>> START Supplied records

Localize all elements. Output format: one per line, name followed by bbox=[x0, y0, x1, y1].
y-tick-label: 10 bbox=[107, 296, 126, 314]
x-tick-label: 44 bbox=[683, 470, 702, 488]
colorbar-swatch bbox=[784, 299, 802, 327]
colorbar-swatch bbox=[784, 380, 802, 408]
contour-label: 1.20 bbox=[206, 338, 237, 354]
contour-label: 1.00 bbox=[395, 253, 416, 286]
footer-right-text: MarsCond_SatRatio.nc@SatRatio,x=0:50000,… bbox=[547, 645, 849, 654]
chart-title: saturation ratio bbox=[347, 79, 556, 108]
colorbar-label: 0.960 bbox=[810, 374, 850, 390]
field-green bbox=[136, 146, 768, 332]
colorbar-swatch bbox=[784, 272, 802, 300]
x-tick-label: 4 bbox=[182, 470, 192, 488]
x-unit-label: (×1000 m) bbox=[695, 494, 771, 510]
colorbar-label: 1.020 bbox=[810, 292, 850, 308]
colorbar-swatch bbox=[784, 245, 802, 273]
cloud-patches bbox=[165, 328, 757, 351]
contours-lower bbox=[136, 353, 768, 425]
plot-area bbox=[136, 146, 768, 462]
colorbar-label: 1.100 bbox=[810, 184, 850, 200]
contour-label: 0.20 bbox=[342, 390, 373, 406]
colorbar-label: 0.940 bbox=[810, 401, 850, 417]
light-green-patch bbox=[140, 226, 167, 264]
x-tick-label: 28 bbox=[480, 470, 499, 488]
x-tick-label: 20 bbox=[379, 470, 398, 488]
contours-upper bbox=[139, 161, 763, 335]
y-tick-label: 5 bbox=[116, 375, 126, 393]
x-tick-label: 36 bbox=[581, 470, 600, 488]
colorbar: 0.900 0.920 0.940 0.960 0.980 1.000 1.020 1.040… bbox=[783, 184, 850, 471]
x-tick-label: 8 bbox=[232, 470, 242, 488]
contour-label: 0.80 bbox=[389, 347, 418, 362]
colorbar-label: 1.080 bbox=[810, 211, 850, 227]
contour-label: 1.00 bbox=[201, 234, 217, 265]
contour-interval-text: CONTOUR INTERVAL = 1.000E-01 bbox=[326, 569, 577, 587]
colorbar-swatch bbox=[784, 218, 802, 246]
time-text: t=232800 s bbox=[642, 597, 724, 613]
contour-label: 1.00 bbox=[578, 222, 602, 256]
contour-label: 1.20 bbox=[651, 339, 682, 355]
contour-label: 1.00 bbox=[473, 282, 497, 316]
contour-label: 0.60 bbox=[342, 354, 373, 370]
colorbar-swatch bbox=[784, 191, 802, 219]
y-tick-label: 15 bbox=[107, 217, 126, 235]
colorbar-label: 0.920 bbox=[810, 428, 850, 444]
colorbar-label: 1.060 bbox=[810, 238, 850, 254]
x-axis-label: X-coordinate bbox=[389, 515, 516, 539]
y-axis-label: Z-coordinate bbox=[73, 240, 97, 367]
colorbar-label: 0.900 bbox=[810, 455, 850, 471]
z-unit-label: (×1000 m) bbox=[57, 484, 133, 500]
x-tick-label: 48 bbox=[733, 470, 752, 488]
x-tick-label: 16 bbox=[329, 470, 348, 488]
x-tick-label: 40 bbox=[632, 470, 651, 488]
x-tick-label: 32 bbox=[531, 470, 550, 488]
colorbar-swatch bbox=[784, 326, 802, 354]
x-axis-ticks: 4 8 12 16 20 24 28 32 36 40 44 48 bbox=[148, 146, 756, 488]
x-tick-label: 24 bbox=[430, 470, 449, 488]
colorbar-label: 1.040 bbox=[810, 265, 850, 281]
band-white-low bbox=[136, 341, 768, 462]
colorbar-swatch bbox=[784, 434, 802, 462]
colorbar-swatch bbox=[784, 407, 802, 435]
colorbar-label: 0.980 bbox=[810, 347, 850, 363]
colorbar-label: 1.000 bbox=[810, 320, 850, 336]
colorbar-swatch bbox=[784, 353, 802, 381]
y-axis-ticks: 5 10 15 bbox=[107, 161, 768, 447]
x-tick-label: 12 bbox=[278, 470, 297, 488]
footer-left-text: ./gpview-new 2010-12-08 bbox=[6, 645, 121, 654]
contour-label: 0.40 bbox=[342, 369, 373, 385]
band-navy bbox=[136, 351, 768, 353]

>> END Supplied records

Stated problem — Retype the records above line for line, keeping every character unchanged.

Exercise answer —
Localize all elements. Output format: one per line, name followed by bbox=[x0, y0, x1, y1].
y-tick-label: 10 bbox=[107, 296, 126, 314]
x-tick-label: 44 bbox=[683, 470, 702, 488]
colorbar-swatch bbox=[784, 299, 802, 327]
colorbar-swatch bbox=[784, 380, 802, 408]
contour-label: 1.20 bbox=[206, 338, 237, 354]
contour-label: 1.00 bbox=[395, 253, 416, 286]
footer-right-text: MarsCond_SatRatio.nc@SatRatio,x=0:50000,… bbox=[547, 645, 849, 654]
chart-title: saturation ratio bbox=[347, 79, 556, 108]
colorbar-label: 0.960 bbox=[810, 374, 850, 390]
field-green bbox=[136, 146, 768, 332]
colorbar-swatch bbox=[784, 272, 802, 300]
x-tick-label: 4 bbox=[182, 470, 192, 488]
x-unit-label: (×1000 m) bbox=[695, 494, 771, 510]
colorbar-label: 1.020 bbox=[810, 292, 850, 308]
colorbar-swatch bbox=[784, 245, 802, 273]
cloud-patches bbox=[165, 328, 757, 351]
contours-lower bbox=[136, 353, 768, 425]
plot-area bbox=[136, 146, 768, 462]
colorbar-label: 1.100 bbox=[810, 184, 850, 200]
contour-label: 0.20 bbox=[342, 390, 373, 406]
colorbar-label: 0.940 bbox=[810, 401, 850, 417]
light-green-patch bbox=[140, 226, 167, 264]
x-tick-label: 28 bbox=[480, 470, 499, 488]
x-tick-label: 20 bbox=[379, 470, 398, 488]
contours-upper bbox=[139, 161, 763, 335]
y-tick-label: 5 bbox=[116, 375, 126, 393]
x-tick-label: 36 bbox=[581, 470, 600, 488]
colorbar: 0.900 0.920 0.940 0.960 0.980 1.000 1.020 1.040… bbox=[783, 184, 850, 471]
x-tick-label: 8 bbox=[232, 470, 242, 488]
contour-label: 0.80 bbox=[389, 347, 418, 362]
colorbar-label: 1.080 bbox=[810, 211, 850, 227]
contour-label: 1.00 bbox=[201, 234, 217, 265]
contour-interval-text: CONTOUR INTERVAL = 1.000E-01 bbox=[326, 569, 577, 587]
colorbar-swatch bbox=[784, 218, 802, 246]
time-text: t=232800 s bbox=[642, 597, 724, 613]
contour-label: 1.00 bbox=[578, 222, 602, 256]
contour-label: 1.20 bbox=[651, 339, 682, 355]
contour-label: 1.00 bbox=[473, 282, 497, 316]
contour-label: 0.60 bbox=[342, 354, 373, 370]
colorbar-swatch bbox=[784, 191, 802, 219]
y-tick-label: 15 bbox=[107, 217, 126, 235]
colorbar-label: 0.920 bbox=[810, 428, 850, 444]
colorbar-label: 1.060 bbox=[810, 238, 850, 254]
x-axis-label: X-coordinate bbox=[389, 515, 516, 539]
y-axis-label: Z-coordinate bbox=[73, 240, 97, 367]
colorbar-label: 0.900 bbox=[810, 455, 850, 471]
z-unit-label: (×1000 m) bbox=[57, 484, 133, 500]
x-tick-label: 48 bbox=[733, 470, 752, 488]
x-tick-label: 16 bbox=[329, 470, 348, 488]
x-tick-label: 40 bbox=[632, 470, 651, 488]
x-tick-label: 32 bbox=[531, 470, 550, 488]
colorbar-swatch bbox=[784, 326, 802, 354]
x-axis-ticks: 4 8 12 16 20 24 28 32 36 40 44 48 bbox=[148, 146, 756, 488]
x-tick-label: 24 bbox=[430, 470, 449, 488]
colorbar-label: 1.040 bbox=[810, 265, 850, 281]
band-white-low bbox=[136, 341, 768, 462]
colorbar-swatch bbox=[784, 434, 802, 462]
colorbar-swatch bbox=[784, 407, 802, 435]
colorbar-label: 0.980 bbox=[810, 347, 850, 363]
colorbar-label: 1.000 bbox=[810, 320, 850, 336]
colorbar-swatch bbox=[784, 353, 802, 381]
y-axis-ticks: 5 10 15 bbox=[107, 161, 768, 447]
x-tick-label: 12 bbox=[278, 470, 297, 488]
footer-left-text: ./gpview-new 2010-12-08 bbox=[6, 645, 121, 654]
contour-label: 0.40 bbox=[342, 369, 373, 385]
band-navy bbox=[136, 351, 768, 353]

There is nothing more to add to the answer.